▶ Work to complete:
Transcribe the part of the passage on magnitude-squared coherence below that starts with the words "The magnitude-squared coherence estimate" and ends with "NJ: Prentice-Hall, 1988.".

▶ Source passage:
Content starts

The magnitude-squared coherence estimate is a function of frequency with values between 0 and 1 that indicates how well `x` corresponds to `y` at each frequency. The magnitude-squared coherence is a function of the power spectral densities, Pxx(f) and Pyy(f), of `x` and `y`, and the cross power spectral density, Pxy(f), of `x` and `y`:

`${C}_{xy}\left(f\right)=\frac{{|{P}_{xy}\left(f\right)|}^{2}}{{P}_{xx}\left(f\right){P}_{yy}\left(f\right)}.$`

### Algorithms

`mscohere` estimates the magnitude-squared coherence function [2] using Welch's overlapped averaged periodogram method (see references [3] and [4]).

## References

[1] Stoica, Petre, and Randolph Moses. Spectral Analysis of Signals. Upper Saddle River, NJ: Prentice Hall, 2005.

[2] Kay, Steven M. Modern Spectral Estimation. Englewood Cliffs, NJ: Prentice-Hall, 1988.

[3] Rabiner, Lawrence R., and Bernard Gold. Theory and Application of Digital Signal Processing. Englewood Cliffs, NJ: Prentice-Hall, 1975.

[4] Welch, Peter D. "The Use of Fast Fourier Transform for the Estimation of Power Spectra: A Method Based on Time Averaging Over Short, Modified Periodograms." IEEE® Transactions on Audio and Electroacoustics. Vol. AU-15, 1967, pp. 70–73.

Content ends

▶ Rows from a collection:
Content starts

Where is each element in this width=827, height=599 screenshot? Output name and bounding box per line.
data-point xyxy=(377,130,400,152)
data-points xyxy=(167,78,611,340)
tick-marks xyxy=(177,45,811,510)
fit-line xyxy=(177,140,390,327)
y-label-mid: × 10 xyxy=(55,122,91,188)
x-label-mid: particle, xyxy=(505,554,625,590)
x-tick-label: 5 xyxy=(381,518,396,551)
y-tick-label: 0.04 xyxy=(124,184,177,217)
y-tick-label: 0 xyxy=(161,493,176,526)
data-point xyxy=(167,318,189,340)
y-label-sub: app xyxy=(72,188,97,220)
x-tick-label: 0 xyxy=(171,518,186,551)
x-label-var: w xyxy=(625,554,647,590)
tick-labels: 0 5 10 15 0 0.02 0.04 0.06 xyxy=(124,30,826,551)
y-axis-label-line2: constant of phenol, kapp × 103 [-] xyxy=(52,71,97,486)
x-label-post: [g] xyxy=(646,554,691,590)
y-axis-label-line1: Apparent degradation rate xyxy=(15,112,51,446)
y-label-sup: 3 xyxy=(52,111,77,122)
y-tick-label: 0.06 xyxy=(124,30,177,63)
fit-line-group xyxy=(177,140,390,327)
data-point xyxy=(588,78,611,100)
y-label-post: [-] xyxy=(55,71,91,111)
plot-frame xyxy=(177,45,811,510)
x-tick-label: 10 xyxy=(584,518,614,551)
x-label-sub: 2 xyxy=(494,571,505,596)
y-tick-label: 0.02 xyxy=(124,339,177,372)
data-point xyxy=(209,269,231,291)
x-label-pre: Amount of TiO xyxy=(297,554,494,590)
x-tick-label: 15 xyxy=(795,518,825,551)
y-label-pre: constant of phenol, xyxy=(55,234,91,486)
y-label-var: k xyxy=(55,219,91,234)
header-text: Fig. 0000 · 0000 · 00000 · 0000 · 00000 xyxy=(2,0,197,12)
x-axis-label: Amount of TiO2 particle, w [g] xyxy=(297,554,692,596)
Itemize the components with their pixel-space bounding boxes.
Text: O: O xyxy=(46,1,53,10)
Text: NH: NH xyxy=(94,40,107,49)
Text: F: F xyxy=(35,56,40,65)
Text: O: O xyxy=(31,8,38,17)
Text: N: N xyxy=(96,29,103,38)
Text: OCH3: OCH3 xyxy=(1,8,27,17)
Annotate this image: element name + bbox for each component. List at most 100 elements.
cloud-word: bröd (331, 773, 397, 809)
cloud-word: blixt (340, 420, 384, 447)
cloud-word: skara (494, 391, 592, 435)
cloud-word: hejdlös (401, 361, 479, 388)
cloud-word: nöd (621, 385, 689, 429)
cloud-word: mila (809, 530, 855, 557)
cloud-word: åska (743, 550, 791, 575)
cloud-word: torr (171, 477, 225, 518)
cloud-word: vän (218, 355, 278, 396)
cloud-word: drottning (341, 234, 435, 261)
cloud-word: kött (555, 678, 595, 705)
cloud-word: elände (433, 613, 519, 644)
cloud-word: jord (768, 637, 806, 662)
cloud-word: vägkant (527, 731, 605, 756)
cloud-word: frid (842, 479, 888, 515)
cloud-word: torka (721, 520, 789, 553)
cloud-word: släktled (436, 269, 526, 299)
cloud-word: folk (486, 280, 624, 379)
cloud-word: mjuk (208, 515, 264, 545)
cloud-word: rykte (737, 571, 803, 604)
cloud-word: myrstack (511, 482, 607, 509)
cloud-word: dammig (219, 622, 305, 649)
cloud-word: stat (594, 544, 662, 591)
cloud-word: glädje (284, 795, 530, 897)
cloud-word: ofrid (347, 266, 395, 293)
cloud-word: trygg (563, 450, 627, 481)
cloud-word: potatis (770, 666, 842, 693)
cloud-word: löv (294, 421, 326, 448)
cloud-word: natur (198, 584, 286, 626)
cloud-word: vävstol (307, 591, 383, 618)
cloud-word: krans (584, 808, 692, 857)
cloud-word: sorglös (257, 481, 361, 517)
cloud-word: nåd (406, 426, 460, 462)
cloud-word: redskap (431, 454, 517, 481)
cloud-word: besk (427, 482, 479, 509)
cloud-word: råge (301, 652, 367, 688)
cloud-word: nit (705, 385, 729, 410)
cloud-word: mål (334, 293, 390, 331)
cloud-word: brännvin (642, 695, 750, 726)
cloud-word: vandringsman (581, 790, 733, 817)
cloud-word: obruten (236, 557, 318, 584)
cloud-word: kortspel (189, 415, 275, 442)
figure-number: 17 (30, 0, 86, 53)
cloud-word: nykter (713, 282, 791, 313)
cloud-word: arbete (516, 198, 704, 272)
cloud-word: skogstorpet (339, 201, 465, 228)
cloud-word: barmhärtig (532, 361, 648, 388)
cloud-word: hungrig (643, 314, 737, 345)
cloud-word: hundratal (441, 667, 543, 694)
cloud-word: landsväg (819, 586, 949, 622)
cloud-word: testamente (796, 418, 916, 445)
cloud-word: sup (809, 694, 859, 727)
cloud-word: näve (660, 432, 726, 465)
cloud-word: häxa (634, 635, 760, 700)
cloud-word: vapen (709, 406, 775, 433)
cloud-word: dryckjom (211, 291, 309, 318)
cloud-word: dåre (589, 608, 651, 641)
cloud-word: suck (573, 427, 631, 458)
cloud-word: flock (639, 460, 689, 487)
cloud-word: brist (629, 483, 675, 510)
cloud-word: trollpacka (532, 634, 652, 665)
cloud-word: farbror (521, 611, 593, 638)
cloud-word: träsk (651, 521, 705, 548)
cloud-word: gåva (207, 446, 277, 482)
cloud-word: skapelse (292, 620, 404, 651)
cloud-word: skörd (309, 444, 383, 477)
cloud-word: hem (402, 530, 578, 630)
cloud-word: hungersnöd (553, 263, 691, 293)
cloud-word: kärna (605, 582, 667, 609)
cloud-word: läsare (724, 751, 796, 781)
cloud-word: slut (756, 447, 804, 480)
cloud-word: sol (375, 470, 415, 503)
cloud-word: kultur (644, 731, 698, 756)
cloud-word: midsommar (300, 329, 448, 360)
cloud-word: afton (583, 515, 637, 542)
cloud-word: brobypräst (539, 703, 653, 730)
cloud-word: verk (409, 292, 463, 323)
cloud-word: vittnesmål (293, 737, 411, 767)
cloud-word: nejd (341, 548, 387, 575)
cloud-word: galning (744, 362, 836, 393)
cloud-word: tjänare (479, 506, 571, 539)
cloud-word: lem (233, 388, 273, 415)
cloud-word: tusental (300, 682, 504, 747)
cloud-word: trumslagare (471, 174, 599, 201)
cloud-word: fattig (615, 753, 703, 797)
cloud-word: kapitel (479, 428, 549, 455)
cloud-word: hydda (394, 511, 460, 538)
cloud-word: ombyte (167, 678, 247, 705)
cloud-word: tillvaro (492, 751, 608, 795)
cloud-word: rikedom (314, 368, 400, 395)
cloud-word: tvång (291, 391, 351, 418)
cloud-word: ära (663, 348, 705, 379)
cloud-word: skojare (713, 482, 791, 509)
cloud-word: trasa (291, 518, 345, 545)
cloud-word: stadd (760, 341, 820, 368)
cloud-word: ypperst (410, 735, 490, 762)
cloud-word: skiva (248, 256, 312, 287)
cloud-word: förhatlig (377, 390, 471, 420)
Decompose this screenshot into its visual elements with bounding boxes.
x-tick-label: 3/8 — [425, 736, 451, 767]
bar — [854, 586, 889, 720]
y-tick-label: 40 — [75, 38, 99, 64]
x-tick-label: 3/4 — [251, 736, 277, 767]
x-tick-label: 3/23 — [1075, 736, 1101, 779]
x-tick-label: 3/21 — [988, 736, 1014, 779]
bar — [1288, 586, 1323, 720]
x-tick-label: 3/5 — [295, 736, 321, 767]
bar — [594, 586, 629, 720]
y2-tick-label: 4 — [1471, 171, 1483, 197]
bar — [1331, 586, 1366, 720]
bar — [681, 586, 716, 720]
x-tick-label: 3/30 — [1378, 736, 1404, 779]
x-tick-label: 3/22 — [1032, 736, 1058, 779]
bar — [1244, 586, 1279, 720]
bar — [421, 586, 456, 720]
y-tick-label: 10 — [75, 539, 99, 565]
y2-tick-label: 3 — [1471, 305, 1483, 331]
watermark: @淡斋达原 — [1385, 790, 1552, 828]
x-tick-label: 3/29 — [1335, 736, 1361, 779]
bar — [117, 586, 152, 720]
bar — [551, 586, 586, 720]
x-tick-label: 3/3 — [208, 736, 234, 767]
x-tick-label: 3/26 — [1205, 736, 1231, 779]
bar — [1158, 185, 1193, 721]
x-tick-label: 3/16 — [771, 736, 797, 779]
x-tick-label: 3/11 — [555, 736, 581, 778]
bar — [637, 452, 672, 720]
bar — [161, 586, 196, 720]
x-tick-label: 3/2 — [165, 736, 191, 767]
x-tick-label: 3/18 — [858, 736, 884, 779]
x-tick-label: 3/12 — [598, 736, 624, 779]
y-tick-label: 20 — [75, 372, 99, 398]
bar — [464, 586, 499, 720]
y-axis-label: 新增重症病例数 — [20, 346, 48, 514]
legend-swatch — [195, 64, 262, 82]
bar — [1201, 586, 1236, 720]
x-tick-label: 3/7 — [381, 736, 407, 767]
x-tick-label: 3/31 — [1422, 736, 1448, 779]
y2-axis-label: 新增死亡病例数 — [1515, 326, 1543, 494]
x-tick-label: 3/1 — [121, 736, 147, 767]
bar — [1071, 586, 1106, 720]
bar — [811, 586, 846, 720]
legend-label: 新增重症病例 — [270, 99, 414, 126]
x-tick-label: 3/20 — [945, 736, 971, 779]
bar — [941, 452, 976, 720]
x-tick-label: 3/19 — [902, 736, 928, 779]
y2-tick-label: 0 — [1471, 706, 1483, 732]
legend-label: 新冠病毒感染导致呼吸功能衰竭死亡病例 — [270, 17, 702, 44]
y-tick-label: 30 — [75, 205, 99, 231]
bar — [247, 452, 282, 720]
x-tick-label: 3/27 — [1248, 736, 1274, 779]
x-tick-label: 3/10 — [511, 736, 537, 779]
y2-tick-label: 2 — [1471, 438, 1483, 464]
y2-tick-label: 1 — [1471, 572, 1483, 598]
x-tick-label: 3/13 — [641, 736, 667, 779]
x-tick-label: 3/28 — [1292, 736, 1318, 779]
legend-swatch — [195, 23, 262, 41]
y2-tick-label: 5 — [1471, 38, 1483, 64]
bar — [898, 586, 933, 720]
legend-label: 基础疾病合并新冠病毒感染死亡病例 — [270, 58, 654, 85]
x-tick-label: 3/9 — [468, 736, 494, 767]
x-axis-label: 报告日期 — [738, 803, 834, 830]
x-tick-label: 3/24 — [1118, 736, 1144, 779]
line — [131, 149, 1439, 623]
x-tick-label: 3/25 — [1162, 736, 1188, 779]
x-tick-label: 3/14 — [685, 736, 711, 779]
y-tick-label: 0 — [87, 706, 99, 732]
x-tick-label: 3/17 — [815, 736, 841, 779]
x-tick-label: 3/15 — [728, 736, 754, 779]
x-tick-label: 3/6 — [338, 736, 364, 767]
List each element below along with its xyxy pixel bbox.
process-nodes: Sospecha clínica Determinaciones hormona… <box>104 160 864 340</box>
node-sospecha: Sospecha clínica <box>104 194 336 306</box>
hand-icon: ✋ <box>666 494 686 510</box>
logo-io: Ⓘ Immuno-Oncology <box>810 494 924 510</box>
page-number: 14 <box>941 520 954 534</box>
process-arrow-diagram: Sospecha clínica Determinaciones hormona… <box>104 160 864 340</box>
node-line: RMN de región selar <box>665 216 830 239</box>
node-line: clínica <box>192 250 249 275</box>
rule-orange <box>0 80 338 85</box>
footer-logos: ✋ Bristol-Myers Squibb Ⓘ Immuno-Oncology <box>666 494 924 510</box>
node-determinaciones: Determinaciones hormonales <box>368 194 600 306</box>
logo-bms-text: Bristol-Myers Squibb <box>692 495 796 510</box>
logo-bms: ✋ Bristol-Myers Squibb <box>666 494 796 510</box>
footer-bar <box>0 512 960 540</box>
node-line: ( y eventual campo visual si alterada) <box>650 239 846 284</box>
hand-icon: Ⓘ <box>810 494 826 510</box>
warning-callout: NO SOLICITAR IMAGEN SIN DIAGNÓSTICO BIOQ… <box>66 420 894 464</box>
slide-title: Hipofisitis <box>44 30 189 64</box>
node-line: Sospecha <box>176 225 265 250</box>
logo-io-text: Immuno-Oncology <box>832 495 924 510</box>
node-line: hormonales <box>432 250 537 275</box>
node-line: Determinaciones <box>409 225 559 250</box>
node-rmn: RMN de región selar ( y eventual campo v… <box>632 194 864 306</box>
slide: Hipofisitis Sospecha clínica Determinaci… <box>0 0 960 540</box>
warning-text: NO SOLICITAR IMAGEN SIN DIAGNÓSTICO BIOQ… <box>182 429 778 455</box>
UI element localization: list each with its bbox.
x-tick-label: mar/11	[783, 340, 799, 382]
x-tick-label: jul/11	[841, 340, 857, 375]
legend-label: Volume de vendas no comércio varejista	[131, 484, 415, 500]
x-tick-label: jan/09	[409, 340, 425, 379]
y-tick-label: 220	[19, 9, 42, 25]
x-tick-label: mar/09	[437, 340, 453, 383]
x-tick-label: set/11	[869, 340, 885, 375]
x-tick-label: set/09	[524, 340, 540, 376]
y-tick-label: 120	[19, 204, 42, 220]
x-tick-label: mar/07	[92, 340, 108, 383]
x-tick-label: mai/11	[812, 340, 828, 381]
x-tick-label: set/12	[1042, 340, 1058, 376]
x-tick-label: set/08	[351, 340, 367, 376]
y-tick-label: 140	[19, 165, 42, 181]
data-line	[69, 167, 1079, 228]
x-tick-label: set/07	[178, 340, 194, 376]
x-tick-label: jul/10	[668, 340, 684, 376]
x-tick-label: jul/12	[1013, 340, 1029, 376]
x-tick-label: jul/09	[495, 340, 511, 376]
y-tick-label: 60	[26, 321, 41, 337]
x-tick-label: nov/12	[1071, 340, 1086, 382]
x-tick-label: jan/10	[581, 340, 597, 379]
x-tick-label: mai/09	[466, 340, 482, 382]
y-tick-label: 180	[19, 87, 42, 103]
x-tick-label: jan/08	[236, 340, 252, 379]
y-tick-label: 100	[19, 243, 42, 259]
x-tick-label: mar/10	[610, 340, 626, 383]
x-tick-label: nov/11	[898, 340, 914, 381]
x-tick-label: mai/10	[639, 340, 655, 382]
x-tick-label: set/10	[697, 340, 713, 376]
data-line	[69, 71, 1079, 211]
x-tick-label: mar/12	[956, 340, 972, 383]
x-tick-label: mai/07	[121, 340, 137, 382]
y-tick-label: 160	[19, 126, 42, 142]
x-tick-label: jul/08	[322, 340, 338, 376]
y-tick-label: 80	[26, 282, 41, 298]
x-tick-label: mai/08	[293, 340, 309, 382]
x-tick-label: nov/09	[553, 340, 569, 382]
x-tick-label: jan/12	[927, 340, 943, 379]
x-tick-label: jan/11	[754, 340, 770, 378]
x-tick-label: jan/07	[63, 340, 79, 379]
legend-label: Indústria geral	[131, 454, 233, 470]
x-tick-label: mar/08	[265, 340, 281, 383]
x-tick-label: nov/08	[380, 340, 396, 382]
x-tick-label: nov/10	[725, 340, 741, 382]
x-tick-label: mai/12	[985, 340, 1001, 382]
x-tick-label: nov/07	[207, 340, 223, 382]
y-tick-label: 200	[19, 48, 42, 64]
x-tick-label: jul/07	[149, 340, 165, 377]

Content ends

▶ Answer space:
The magnitude-squared coherence estimate is a function of frequency with values between 0 and 1 that indicates how well `x` corresponds to `y` at each frequency. The magnitude-squared coherence is a function of the power spectral densities, Pxx(f) and Pyy(f), of `x` and `y`, and the cross power spectral density, Pxy(f), of `x` and `y`:

`${C}_{xy}\left(f\right)=\frac{{|{P}_{xy}\left(f\right)|}^{2}}{{P}_{xx}\left(f\right){P}_{yy}\left(f\right)}.$`

### Algorithms

`mscohere` estimates the magnitude-squared coherence function [2] using Welch's overlapped averaged periodogram method (see references [3] and [4]).

## References

[1] Stoica, Petre, and Randolph Moses. Spectral Analysis of Signals. Upper Saddle River, NJ: Prentice Hall, 2005.

[2] Kay, Steven M. Modern Spectral Estimation. Englewood Cliffs, NJ: Prentice-Hall, 1988.